Set exercise: Note each line where "hidróxido" appears, and copy it.

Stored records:
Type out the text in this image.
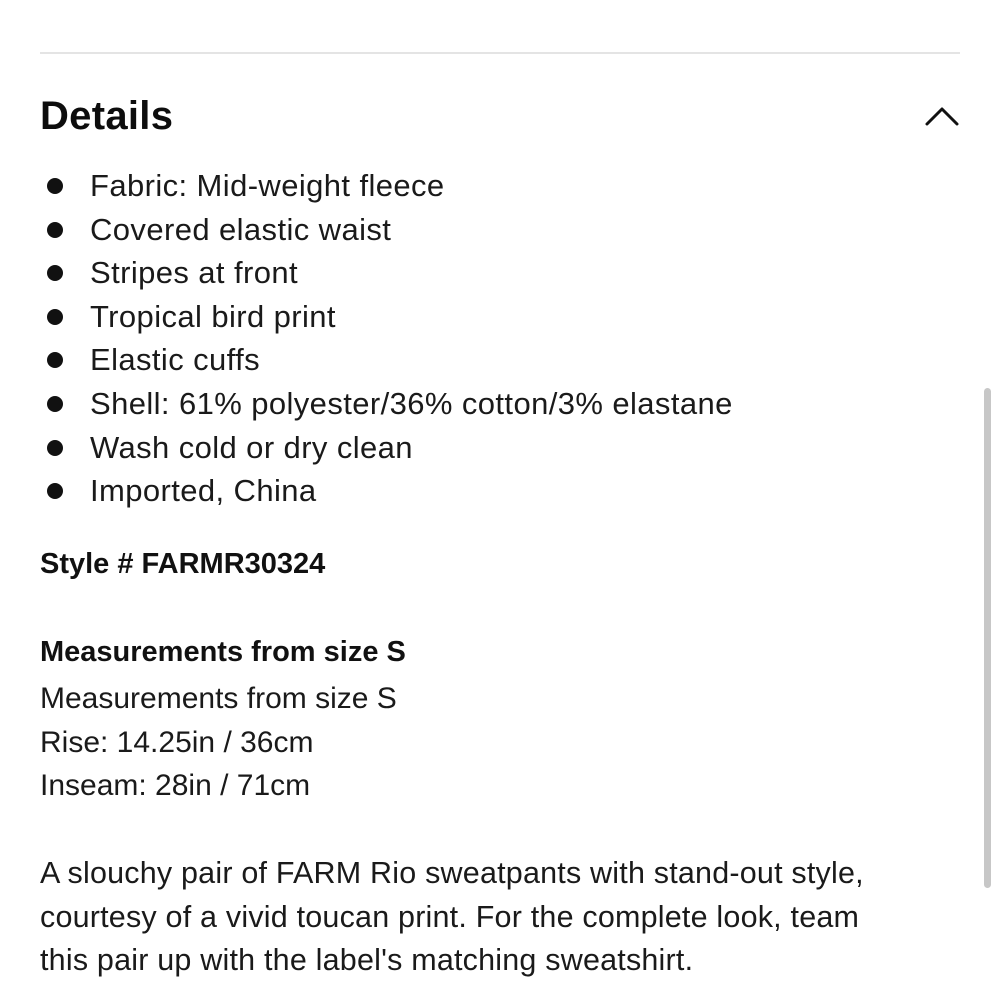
Details
Fabric: Mid-weight fleece
Covered elastic waist
Stripes at front
Tropical bird print
Elastic cuffs
Shell: 61% polyester/36% cotton/3% elastane
Wash cold or dry clean
Imported, China
Style # FARMR30324
Measurements from size S
Measurements from size S
Rise: 14.25in / 36cm
Inseam: 28in / 71cm
A slouchy pair of FARM Rio sweatpants with stand-out style,
courtesy of a vivid toucan print. For the complete look, team
this pair up with the label's matching sweatshirt.
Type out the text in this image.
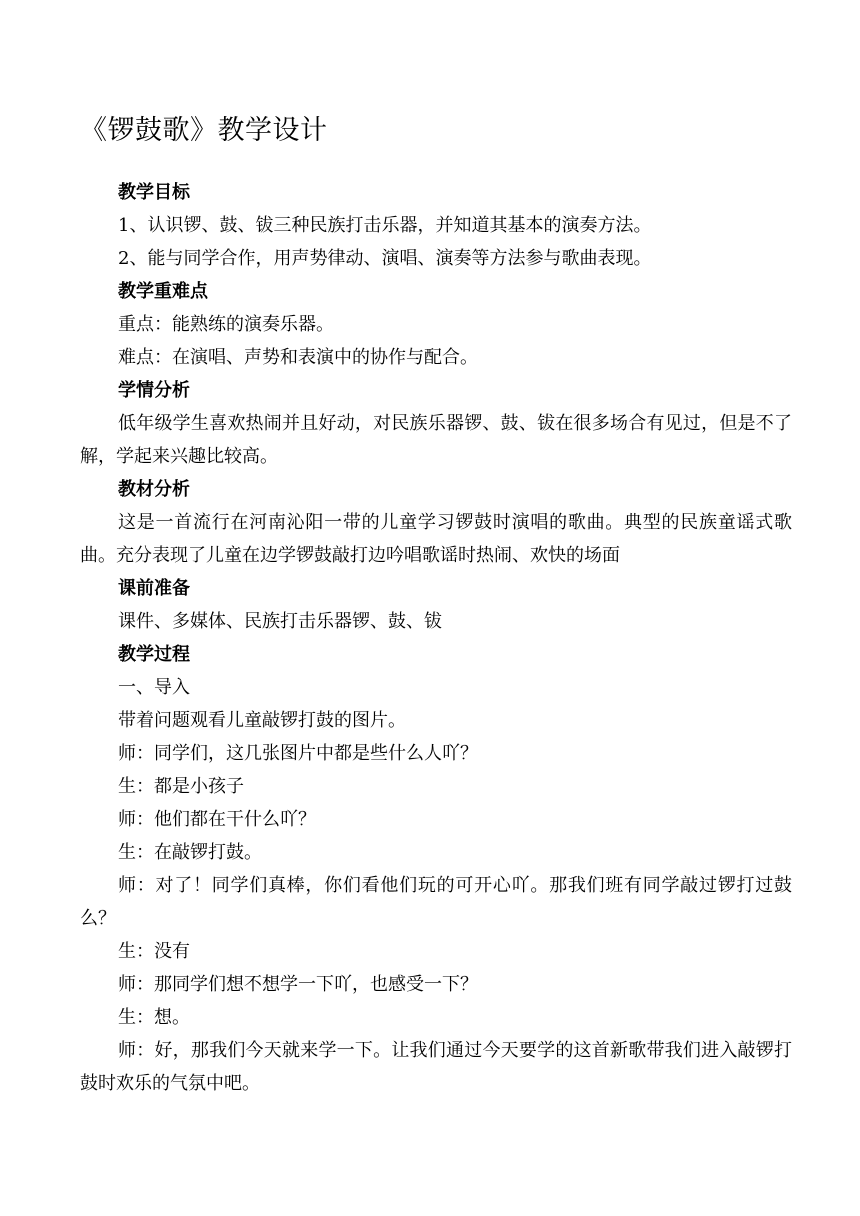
《锣鼓歌》教学设计

教学目标

1、认识锣、鼓、钹三种民族打击乐器，并知道其基本的演奏方法。

2、能与同学合作，用声势律动、演唱、演奏等方法参与歌曲表现。

教学重难点

重点：能熟练的演奏乐器。

难点：在演唱、声势和表演中的协作与配合。

学情分析

低年级学生喜欢热闹并且好动，对民族乐器锣、鼓、钹在很多场合有见过，但是不了解，学起来兴趣比较高。

教材分析

这是一首流行在河南沁阳一带的儿童学习锣鼓时演唱的歌曲。典型的民族童谣式歌曲。充分表现了儿童在边学锣鼓敲打边吟唱歌谣时热闹、欢快的场面

课前准备

课件、多媒体、民族打击乐器锣、鼓、钹

教学过程

一、导入

带着问题观看儿童敲锣打鼓的图片。

师：同学们，这几张图片中都是些什么人吖？

生：都是小孩子

师：他们都在干什么吖？

生：在敲锣打鼓。

师：对了！同学们真棒，你们看他们玩的可开心吖。那我们班有同学敲过锣打过鼓么？

生：没有

师：那同学们想不想学一下吖，也感受一下？

生：想。

师：好，那我们今天就来学一下。让我们通过今天要学的这首新歌带我们进入敲锣打鼓时欢乐的气氛中吧。
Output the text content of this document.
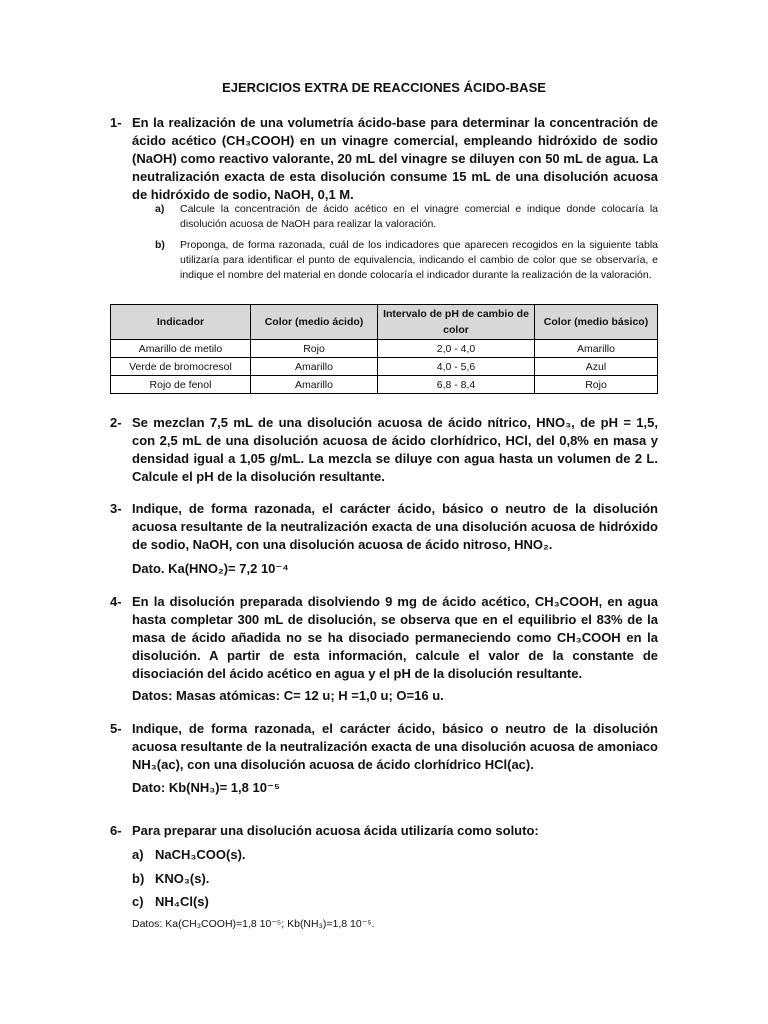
EJERCICIOS EXTRA DE REACCIONES ÁCIDO-BASE
1- En la realización de una volumetría ácido-base para determinar la concentración de ácido acético (CH₃COOH) en un vinagre comercial, empleando hidróxido de sodio (NaOH) como reactivo valorante, 20 mL del vinagre se diluyen con 50 mL de agua. La neutralización exacta de esta disolución consume 15 mL de una disolución acuosa de hidróxido de sodio, NaOH, 0,1 M.

a) Calcule la concentración de ácido acético en el vinagre comercial e indique donde colocaría la disolución acuosa de NaOH para realizar la valoración.
b) Proponga, de forma razonada, cuál de los indicadores que aparecen recogidos en la siguiente tabla utilizaría para identificar el punto de equivalencia, indicando el cambio de color que se observaría, e indique el nombre del material en donde colocaría el indicador durante la realización de la valoración.
Indicador	Color (medio ácido)	Intervalo de pH de cambio de color	Color (medio básico)
Amarillo de metilo	Rojo	2,0 - 4,0	Amarillo
Verde de bromocresol	Amarillo	4,0 - 5,6	Azul
Rojo de fenol	Amarillo	6,8 - 8,4	Rojo
2- Se mezclan 7,5 mL de una disolución acuosa de ácido nítrico, HNO₃, de pH = 1,5, con 2,5 mL de una disolución acuosa de ácido clorhídrico, HCl, del 0,8% en masa y densidad igual a 1,05 g/mL. La mezcla se diluye con agua hasta un volumen de 2 L. Calcule el pH de la disolución resultante.

3- Indique, de forma razonada, el carácter ácido, básico o neutro de la disolución acuosa resultante de la neutralización exacta de una disolución acuosa de hidróxido de sodio, NaOH, con una disolución acuosa de ácido nitroso, HNO₂.

Dato. Ka(HNO₂)= 7,2 10⁻⁴
4- En la disolución preparada disolviendo 9 mg de ácido acético, CH₃COOH, en agua hasta completar 300 mL de disolución, se observa que en el equilibrio el 83% de la masa de ácido añadida no se ha disociado permaneciendo como CH₃COOH en la disolución. A partir de esta información, calcule el valor de la constante de disociación del ácido acético en agua y el pH de la disolución resultante.

Datos: Masas atómicas: C= 12 u; H =1,0 u; O=16 u.
5- Indique, de forma razonada, el carácter ácido, básico o neutro de la disolución acuosa resultante de la neutralización exacta de una disolución acuosa de amoniaco NH₃(ac), con una disolución acuosa de ácido clorhídrico HCl(ac).

Dato: Kb(NH₃)= 1,8 10⁻⁵
6- Para preparar una disolución acuosa ácida utilizaría como soluto:

a) NaCH₃COO(s).
b) KNO₃(s).
c) NH₄Cl(s)
Datos: Ka(CH₃COOH)=1,8 10⁻⁵; Kb(NH₃)=1,8 10⁻⁵.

Response below:
1- En la realización de una volumetría ácido-base para determinar la concentración de ácido acético (CH₃COOH) en un vinagre comercial, empleando hidróxido de sodio (NaOH) como reactivo valorante, 20 mL del vinagre se diluyen con 50 mL de agua. La neutralización exacta de esta disolución consume 15 mL de una disolución acuosa de hidróxido de sodio, NaOH, 0,1 M.
3- Indique, de forma razonada, el carácter ácido, básico o neutro de la disolución acuosa resultante de la neutralización exacta de una disolución acuosa de hidróxido de sodio, NaOH, con una disolución acuosa de ácido nitroso, HNO₂.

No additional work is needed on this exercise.